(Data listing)
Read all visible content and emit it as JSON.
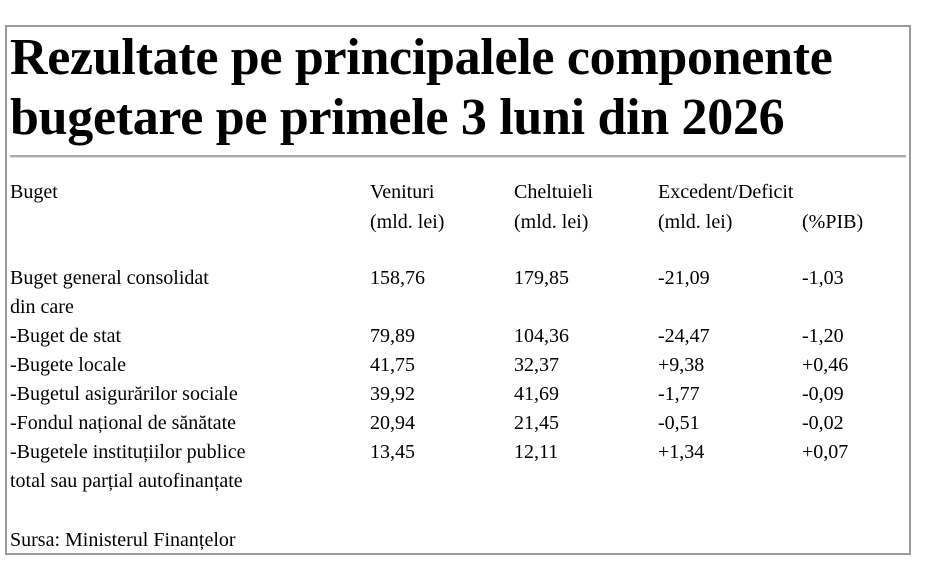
{
  "title_lines": [
    "Rezultate pe principalele componente",
    "bugetare pe primele 3 luni din 2026"
  ],
  "header": {
    "columns": [
      [
        "Buget"
      ],
      [
        "Venituri",
        "(mld. lei)"
      ],
      [
        "Cheltuieli",
        "(mld. lei)"
      ],
      [
        "Excedent/Deficit",
        "(mld. lei)"
      ]
    ],
    "pib_unit": "(%PIB)"
  },
  "table": {
    "rows": [
      [
        "Buget general consolidat",
        "158,76",
        "179,85",
        "-21,09",
        "-1,03"
      ],
      [
        "din care"
      ],
      [
        "-Buget de stat",
        "79,89",
        "104,36",
        "-24,47",
        "-1,20"
      ],
      [
        "-Bugete locale",
        "41,75",
        "32,37",
        "+9,38",
        "+0,46"
      ],
      [
        "-Bugetul asigurărilor sociale",
        "39,92",
        "41,69",
        "-1,77",
        "-0,09"
      ],
      [
        "-Fondul național de sănătate",
        "20,94",
        "21,45",
        "-0,51",
        "-0,02"
      ],
      [
        "-Bugetele instituțiilor publice",
        "13,45",
        "12,11",
        "+1,34",
        "+0,07"
      ],
      [
        "total sau parțial autofinanțate"
      ]
    ]
  },
  "source": "Sursa: Ministerul Finanțelor"
}
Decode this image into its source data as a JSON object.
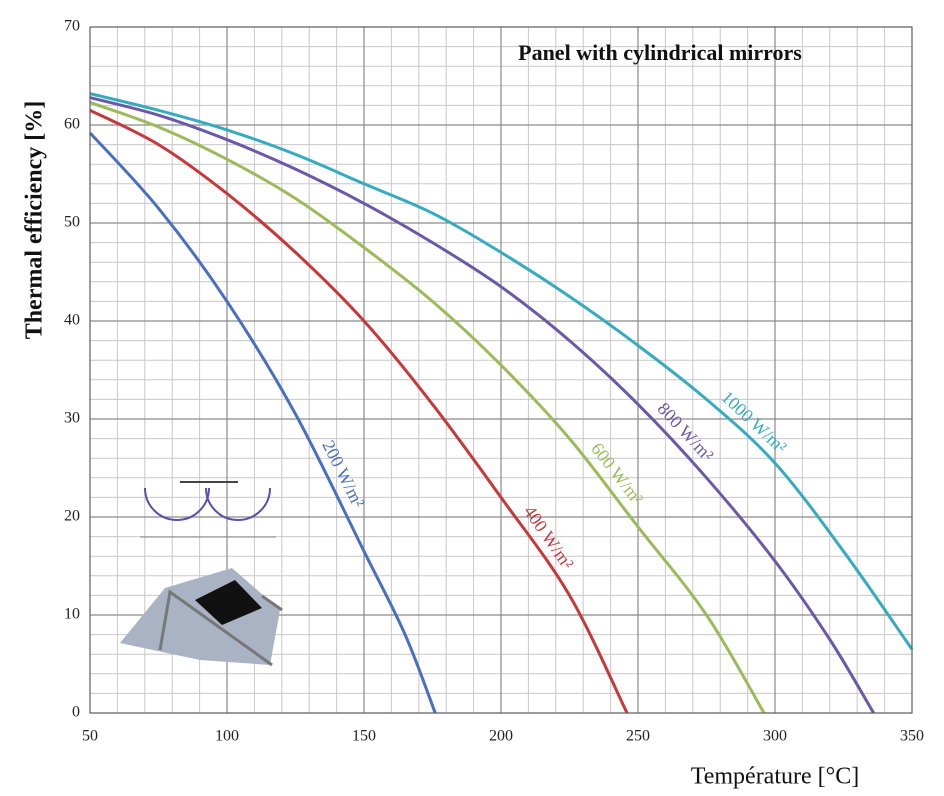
{
  "chart_data": {
    "type": "line",
    "title": "Panel with cylindrical mirrors",
    "xlabel": "Température [°C]",
    "ylabel": "Thermal efficiency [%]",
    "xlim": [
      50,
      350
    ],
    "xticks": [
      50,
      100,
      150,
      200,
      250,
      300,
      350
    ],
    "ylim": [
      0,
      70
    ],
    "yticks": [
      0,
      10,
      20,
      30,
      40,
      50,
      60,
      70
    ],
    "grid": true,
    "minor_grid": true,
    "series": [
      {
        "name": "200 W/m²",
        "color": "#4a6fc1",
        "x": [
          50,
          75,
          100,
          125,
          150,
          165,
          176
        ],
        "values": [
          59.2,
          51.5,
          42,
          30.5,
          16.5,
          8,
          0
        ]
      },
      {
        "name": "400 W/m²",
        "color": "#c8383a",
        "x": [
          50,
          75,
          100,
          125,
          150,
          175,
          200,
          225,
          246
        ],
        "values": [
          61.5,
          58,
          53,
          47,
          40,
          31.5,
          22,
          12,
          0
        ]
      },
      {
        "name": "600 W/m²",
        "color": "#9bbb59",
        "x": [
          50,
          75,
          100,
          125,
          150,
          175,
          200,
          225,
          250,
          275,
          296
        ],
        "values": [
          62.3,
          59.8,
          56.5,
          52.5,
          47.5,
          42,
          35.5,
          28,
          19,
          10,
          0
        ]
      },
      {
        "name": "800 W/m²",
        "color": "#6a58a8",
        "x": [
          50,
          75,
          100,
          125,
          150,
          175,
          200,
          225,
          250,
          275,
          300,
          320,
          336
        ],
        "values": [
          62.8,
          61,
          58.5,
          55.5,
          52,
          48,
          43.5,
          38,
          31.5,
          24,
          15.5,
          7.5,
          0
        ]
      },
      {
        "name": "1000 W/m²",
        "color": "#35abc0",
        "x": [
          50,
          75,
          100,
          125,
          150,
          175,
          200,
          225,
          250,
          275,
          300,
          325,
          350
        ],
        "values": [
          63.2,
          61.5,
          59.5,
          57,
          54,
          51,
          47,
          42.5,
          37.5,
          32,
          25.5,
          16.5,
          6.5
        ]
      }
    ]
  }
}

• [What to produce]:
Write out all the entries again, word for word, and print no images.

• [Full solution]:
Read all visible content and emit it as JSON.
{
  "title_lines": [
    "Rezultate pe principalele componente",
    "bugetare pe primele 3 luni din 2026"
  ],
  "header": {
    "columns": [
      [
        "Buget"
      ],
      [
        "Venituri",
        "(mld. lei)"
      ],
      [
        "Cheltuieli",
        "(mld. lei)"
      ],
      [
        "Excedent/Deficit",
        "(mld. lei)"
      ]
    ],
    "pib_unit": "(%PIB)"
  },
  "table": {
    "rows": [
      [
        "Buget general consolidat",
        "158,76",
        "179,85",
        "-21,09",
        "-1,03"
      ],
      [
        "din care"
      ],
      [
        "-Buget de stat",
        "79,89",
        "104,36",
        "-24,47",
        "-1,20"
      ],
      [
        "-Bugete locale",
        "41,75",
        "32,37",
        "+9,38",
        "+0,46"
      ],
      [
        "-Bugetul asigurărilor sociale",
        "39,92",
        "41,69",
        "-1,77",
        "-0,09"
      ],
      [
        "-Fondul național de sănătate",
        "20,94",
        "21,45",
        "-0,51",
        "-0,02"
      ],
      [
        "-Bugetele instituțiilor publice",
        "13,45",
        "12,11",
        "+1,34",
        "+0,07"
      ],
      [
        "total sau parțial autofinanțate"
      ]
    ]
  },
  "source": "Sursa: Ministerul Finanțelor"
}
Decode this image into its source data as a JSON object.
{
  "chart_data": {
    "type": "line",
    "title": "Panel with cylindrical mirrors",
    "xlabel": "Température [°C]",
    "ylabel": "Thermal efficiency [%]",
    "xlim": [
      50,
      350
    ],
    "xticks": [
      50,
      100,
      150,
      200,
      250,
      300,
      350
    ],
    "ylim": [
      0,
      70
    ],
    "yticks": [
      0,
      10,
      20,
      30,
      40,
      50,
      60,
      70
    ],
    "grid": true,
    "minor_grid": true,
    "series": [
      {
        "name": "200 W/m²",
        "color": "#4a6fc1",
        "x": [
          50,
          75,
          100,
          125,
          150,
          165,
          176
        ],
        "values": [
          59.2,
          51.5,
          42,
          30.5,
          16.5,
          8,
          0
        ]
      },
      {
        "name": "400 W/m²",
        "color": "#c8383a",
        "x": [
          50,
          75,
          100,
          125,
          150,
          175,
          200,
          225,
          246
        ],
        "values": [
          61.5,
          58,
          53,
          47,
          40,
          31.5,
          22,
          12,
          0
        ]
      },
      {
        "name": "600 W/m²",
        "color": "#9bbb59",
        "x": [
          50,
          75,
          100,
          125,
          150,
          175,
          200,
          225,
          250,
          275,
          296
        ],
        "values": [
          62.3,
          59.8,
          56.5,
          52.5,
          47.5,
          42,
          35.5,
          28,
          19,
          10,
          0
        ]
      },
      {
        "name": "800 W/m²",
        "color": "#6a58a8",
        "x": [
          50,
          75,
          100,
          125,
          150,
          175,
          200,
          225,
          250,
          275,
          300,
          320,
          336
        ],
        "values": [
          62.8,
          61,
          58.5,
          55.5,
          52,
          48,
          43.5,
          38,
          31.5,
          24,
          15.5,
          7.5,
          0
        ]
      },
      {
        "name": "1000 W/m²",
        "color": "#35abc0",
        "x": [
          50,
          75,
          100,
          125,
          150,
          175,
          200,
          225,
          250,
          275,
          300,
          325,
          350
        ],
        "values": [
          63.2,
          61.5,
          59.5,
          57,
          54,
          51,
          47,
          42.5,
          37.5,
          32,
          25.5,
          16.5,
          6.5
        ]
      }
    ]
  }
}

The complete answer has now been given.